Check each line of the data for "свидетельства" and select those that have it.

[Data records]
— START —

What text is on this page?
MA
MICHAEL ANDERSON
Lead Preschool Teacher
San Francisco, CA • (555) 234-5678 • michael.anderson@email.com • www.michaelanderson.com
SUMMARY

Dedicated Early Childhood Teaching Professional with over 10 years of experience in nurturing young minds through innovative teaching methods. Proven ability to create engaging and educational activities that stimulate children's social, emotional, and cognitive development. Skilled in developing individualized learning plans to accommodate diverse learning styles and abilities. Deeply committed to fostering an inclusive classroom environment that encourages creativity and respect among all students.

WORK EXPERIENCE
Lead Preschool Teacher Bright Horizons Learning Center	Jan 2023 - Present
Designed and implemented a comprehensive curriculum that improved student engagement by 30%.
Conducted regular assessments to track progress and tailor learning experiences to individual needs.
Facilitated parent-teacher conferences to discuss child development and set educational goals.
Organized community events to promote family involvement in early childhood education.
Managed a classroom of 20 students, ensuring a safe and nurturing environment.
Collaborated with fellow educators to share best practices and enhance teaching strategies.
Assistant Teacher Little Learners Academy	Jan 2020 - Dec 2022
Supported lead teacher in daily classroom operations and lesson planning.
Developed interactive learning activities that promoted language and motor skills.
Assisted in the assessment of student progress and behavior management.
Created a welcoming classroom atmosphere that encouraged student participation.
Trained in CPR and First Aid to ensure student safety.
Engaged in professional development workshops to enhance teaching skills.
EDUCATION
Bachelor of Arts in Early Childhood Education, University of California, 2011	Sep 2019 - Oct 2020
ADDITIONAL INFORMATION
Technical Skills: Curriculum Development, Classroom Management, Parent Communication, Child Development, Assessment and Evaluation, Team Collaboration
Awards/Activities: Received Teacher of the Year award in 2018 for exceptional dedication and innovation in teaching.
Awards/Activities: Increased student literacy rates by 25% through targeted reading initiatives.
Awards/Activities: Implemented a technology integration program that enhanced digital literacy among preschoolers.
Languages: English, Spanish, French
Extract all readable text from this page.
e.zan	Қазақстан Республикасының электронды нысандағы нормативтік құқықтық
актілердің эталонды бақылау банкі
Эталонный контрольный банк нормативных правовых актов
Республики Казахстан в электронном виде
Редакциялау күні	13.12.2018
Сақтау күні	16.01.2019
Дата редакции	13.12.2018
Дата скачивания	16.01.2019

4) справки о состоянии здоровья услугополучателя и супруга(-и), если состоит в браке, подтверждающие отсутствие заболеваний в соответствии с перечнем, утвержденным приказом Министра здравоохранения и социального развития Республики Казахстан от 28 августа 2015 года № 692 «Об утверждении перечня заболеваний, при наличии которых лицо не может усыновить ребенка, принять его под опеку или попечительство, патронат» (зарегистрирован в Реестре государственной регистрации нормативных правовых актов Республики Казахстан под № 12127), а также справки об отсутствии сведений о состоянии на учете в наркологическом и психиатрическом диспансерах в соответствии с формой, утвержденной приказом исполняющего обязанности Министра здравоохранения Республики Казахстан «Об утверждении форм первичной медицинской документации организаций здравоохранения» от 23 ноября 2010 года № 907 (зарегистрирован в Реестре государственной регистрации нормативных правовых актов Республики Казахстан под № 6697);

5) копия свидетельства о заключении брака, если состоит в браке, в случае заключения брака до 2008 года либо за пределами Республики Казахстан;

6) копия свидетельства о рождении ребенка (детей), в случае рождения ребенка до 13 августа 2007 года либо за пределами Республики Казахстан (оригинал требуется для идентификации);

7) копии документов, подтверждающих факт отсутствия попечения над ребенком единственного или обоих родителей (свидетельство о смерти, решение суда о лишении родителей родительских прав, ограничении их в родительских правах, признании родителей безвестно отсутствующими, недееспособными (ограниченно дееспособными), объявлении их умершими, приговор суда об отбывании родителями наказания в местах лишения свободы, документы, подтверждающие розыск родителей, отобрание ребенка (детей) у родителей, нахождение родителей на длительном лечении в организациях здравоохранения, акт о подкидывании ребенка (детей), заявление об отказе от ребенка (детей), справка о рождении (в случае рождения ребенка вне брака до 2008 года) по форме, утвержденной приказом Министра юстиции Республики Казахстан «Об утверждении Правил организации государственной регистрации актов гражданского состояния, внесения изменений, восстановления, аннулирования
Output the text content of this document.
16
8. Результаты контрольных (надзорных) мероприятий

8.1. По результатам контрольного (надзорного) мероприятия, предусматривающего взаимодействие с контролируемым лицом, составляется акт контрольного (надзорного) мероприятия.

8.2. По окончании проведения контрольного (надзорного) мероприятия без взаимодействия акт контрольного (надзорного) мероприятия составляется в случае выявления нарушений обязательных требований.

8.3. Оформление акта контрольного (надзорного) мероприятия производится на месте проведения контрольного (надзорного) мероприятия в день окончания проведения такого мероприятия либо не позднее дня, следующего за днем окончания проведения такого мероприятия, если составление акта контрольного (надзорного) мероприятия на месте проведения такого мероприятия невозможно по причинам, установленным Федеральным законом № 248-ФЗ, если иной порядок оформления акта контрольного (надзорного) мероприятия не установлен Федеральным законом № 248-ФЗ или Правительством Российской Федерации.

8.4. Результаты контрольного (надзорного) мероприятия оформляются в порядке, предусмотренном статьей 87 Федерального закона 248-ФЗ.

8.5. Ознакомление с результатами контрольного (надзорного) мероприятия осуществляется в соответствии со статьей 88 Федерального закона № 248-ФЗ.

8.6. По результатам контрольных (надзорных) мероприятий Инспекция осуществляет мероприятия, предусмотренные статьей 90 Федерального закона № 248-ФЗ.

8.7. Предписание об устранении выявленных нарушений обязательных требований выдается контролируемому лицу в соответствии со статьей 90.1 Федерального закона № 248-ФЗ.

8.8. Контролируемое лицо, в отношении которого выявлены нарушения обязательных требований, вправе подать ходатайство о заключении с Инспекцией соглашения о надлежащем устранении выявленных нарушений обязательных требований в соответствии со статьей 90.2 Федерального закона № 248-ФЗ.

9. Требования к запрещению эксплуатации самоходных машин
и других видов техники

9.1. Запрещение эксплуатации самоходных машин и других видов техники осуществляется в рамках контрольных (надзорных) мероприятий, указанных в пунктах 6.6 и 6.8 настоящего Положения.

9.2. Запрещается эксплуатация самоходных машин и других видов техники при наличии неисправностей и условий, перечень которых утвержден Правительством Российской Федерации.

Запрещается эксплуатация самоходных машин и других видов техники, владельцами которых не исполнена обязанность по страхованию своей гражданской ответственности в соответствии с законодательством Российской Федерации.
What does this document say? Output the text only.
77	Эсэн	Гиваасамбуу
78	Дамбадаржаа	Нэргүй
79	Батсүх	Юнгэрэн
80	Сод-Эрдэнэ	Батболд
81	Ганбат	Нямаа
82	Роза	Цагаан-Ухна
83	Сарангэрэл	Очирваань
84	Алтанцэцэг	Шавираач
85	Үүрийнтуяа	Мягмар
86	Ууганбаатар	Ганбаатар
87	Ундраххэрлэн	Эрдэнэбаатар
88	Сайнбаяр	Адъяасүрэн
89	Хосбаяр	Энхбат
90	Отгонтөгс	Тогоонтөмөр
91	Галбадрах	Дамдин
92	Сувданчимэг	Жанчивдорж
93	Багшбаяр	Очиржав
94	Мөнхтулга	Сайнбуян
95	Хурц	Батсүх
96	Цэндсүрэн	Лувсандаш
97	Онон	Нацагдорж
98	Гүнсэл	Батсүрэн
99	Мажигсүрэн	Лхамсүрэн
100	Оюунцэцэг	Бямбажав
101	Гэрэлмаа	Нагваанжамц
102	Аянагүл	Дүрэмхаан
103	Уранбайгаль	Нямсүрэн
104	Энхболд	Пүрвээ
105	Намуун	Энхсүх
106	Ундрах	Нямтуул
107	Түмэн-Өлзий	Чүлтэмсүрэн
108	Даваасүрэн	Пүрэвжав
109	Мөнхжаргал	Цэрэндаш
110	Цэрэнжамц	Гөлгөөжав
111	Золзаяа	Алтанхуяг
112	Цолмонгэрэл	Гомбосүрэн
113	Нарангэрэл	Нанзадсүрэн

— END —

## Answer for the task
5) копия свидетельства о заключении брака, если состоит в браке, в случае заключения брака до 2008 года либо за пределами Республики Казахстан;
6) копия свидетельства о рождении ребенка (детей), в случае рождения ребенка до 13 августа 2007 года либо за пределами Республики Казахстан (оригинал требуется для идентификации);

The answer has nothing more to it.